» **What you have to do**
Please write the listing below out again exactly, leaving every picture behind.

########

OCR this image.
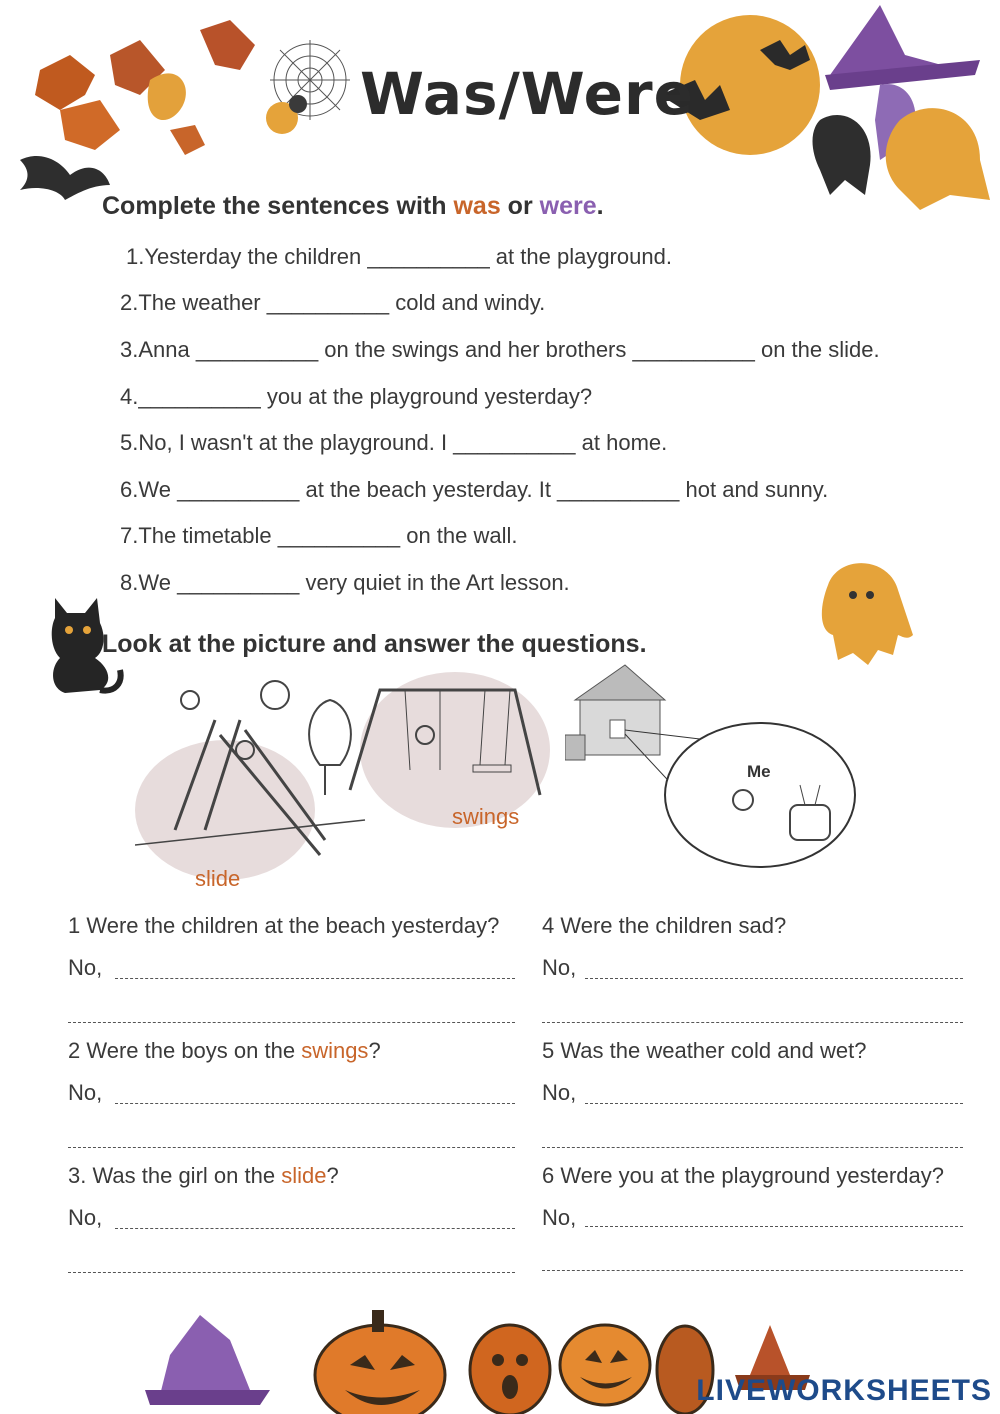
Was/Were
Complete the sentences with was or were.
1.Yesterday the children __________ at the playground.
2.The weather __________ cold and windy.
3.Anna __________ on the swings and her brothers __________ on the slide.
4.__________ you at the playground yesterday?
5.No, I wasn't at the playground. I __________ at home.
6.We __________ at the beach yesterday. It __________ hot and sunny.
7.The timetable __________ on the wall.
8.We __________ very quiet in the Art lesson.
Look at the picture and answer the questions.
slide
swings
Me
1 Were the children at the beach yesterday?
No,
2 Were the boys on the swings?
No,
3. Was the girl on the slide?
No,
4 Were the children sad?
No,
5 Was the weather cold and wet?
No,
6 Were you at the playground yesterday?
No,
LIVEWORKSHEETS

########

» **Output below**
OCR this image.
Was/Were
Complete the sentences with was or were.
1.Yesterday the children __________ at the playground.
2.The weather __________ cold and windy.
3.Anna __________ on the swings and her brothers __________ on the slide.
4.__________ you at the playground yesterday?
5.No, I wasn't at the playground. I __________ at home.
6.We __________ at the beach yesterday. It __________ hot and sunny.
7.The timetable __________ on the wall.
8.We __________ very quiet in the Art lesson.
Look at the picture and answer the questions.
slide
swings
Me
1 Were the children at the beach yesterday?
No,
2 Were the boys on the swings?
No,
3. Was the girl on the slide?
No,
4 Were the children sad?
No,
5 Was the weather cold and wet?
No,
6 Were you at the playground yesterday?
No,
LIVEWORKSHEETS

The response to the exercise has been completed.